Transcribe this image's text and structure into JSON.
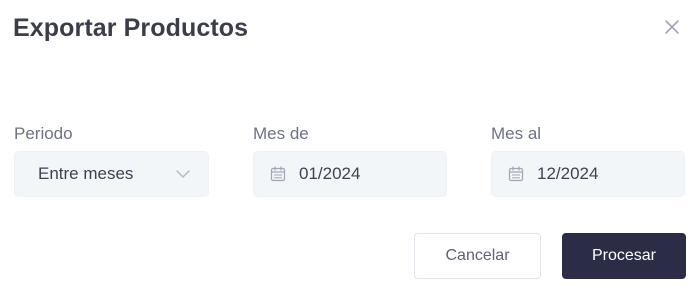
{
  "dialog": {
    "title": "Exportar Productos",
    "close_icon": "close-icon"
  },
  "fields": {
    "period": {
      "label": "Periodo",
      "selected": "Entre meses",
      "icon": "chevron-down-icon"
    },
    "from": {
      "label": "Mes de",
      "value": "01/2024",
      "icon": "calendar-icon"
    },
    "to": {
      "label": "Mes al",
      "value": "12/2024",
      "icon": "calendar-icon"
    }
  },
  "actions": {
    "cancel_label": "Cancelar",
    "process_label": "Procesar"
  },
  "colors": {
    "primary": "#2a2d45",
    "input_bg": "#f3f6f9",
    "label": "#6e7382",
    "text": "#3f4254"
  }
}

# # # #

_Work to do:_ Say how many lines of the data include the string "icon". Nothing other than the number should be given.

_Answer to this problem:_ 4